> [WRITTEN INSTRUCTION]:
Scan the data below for the string "ainsi". Copy every line where it appears.

[Dataset entries]
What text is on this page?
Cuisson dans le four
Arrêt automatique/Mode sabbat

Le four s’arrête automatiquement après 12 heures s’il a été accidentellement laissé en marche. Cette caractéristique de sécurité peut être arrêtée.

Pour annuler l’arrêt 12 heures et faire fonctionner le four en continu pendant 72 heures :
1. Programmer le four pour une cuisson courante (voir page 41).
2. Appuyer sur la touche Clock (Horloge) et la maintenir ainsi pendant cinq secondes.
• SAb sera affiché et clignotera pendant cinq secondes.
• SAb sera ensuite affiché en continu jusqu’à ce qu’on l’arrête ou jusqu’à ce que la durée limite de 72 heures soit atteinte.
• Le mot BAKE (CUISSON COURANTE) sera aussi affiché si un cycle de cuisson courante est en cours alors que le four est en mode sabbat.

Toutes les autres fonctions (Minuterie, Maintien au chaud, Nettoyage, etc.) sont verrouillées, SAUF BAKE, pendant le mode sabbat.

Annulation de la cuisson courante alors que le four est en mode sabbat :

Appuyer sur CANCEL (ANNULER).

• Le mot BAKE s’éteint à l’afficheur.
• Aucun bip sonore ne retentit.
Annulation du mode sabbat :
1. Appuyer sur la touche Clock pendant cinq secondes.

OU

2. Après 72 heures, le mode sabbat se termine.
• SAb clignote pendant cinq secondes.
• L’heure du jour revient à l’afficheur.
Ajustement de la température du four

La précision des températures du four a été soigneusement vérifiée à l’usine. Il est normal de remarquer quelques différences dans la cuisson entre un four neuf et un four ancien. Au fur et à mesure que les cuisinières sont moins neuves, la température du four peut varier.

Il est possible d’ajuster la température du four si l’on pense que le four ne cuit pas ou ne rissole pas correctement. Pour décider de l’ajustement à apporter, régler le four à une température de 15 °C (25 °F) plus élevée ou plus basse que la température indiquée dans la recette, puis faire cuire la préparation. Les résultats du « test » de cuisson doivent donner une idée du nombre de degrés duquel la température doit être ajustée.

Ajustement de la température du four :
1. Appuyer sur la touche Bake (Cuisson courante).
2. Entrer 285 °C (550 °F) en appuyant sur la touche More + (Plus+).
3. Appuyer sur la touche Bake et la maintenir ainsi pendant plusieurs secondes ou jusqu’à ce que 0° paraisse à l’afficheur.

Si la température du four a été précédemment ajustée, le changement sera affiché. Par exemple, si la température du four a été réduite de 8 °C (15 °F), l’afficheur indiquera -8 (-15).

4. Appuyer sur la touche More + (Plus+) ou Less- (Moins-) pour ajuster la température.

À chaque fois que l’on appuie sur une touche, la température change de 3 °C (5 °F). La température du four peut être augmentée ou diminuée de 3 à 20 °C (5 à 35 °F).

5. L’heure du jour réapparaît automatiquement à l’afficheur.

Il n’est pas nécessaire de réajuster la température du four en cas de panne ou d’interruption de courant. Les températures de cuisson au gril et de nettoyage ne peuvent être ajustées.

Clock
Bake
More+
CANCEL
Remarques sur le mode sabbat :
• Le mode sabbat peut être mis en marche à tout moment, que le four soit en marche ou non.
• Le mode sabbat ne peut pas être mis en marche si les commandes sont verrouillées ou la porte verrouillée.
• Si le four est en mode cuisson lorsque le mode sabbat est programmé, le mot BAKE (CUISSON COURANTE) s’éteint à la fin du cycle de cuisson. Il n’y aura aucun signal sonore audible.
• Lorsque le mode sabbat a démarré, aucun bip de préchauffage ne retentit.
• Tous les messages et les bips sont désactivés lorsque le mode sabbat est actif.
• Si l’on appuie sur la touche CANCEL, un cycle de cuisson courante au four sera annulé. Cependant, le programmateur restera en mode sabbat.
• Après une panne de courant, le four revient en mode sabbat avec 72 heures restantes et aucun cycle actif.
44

> [WORKED SOLUTION]:
2. Appuyer sur la touche Clock (Horloge) et la maintenir ainsi pendant cinq secondes.
3. Appuyer sur la touche Bake et la maintenir ainsi pendant plusieurs secondes ou jusqu’à ce que 0° paraisse à l’afficheur.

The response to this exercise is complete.